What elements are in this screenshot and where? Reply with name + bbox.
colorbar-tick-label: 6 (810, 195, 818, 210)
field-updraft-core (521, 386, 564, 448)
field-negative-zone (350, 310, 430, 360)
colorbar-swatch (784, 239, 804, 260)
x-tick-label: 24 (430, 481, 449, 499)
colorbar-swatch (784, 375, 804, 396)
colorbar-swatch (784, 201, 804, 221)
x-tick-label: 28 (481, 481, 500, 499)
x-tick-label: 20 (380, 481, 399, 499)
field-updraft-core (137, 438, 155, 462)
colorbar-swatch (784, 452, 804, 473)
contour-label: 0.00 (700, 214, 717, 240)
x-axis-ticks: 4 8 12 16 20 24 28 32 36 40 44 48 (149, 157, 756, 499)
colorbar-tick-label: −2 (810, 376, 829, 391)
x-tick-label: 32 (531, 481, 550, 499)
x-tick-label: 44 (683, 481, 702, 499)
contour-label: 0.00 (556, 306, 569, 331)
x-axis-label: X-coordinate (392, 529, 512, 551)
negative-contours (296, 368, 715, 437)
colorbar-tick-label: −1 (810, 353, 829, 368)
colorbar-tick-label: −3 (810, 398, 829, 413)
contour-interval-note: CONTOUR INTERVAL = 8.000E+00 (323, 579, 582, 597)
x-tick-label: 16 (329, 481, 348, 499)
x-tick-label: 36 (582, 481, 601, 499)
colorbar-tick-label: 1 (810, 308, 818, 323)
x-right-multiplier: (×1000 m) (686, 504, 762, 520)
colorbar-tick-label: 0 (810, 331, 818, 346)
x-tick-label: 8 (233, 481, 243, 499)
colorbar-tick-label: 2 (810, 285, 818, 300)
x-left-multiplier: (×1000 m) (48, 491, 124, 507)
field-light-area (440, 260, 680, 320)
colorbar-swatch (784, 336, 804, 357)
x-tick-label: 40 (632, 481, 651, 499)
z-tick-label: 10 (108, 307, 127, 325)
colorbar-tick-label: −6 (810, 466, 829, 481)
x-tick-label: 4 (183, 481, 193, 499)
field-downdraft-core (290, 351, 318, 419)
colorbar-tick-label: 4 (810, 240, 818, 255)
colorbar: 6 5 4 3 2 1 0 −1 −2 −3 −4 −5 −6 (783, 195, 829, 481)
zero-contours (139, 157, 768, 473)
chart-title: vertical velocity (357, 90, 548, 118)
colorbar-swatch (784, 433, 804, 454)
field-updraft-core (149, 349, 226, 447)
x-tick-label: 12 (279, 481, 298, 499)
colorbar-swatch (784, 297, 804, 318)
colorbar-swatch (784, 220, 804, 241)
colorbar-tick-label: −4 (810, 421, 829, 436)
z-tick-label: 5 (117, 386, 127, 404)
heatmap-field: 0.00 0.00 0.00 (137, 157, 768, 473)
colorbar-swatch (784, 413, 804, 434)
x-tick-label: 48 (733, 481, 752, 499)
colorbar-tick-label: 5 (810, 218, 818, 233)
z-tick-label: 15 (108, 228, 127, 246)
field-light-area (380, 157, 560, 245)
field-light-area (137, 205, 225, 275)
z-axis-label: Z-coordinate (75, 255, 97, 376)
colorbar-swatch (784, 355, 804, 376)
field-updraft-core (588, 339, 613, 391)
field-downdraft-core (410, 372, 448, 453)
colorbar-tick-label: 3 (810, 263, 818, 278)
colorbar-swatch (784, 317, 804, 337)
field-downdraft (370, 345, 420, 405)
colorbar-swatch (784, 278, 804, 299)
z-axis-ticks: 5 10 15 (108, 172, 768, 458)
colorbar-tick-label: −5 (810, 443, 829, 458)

....

- [Exercise description]:
How many rows above contain the string "swatch", with case counting? Reply with the number alone.

- [Task answer]:
12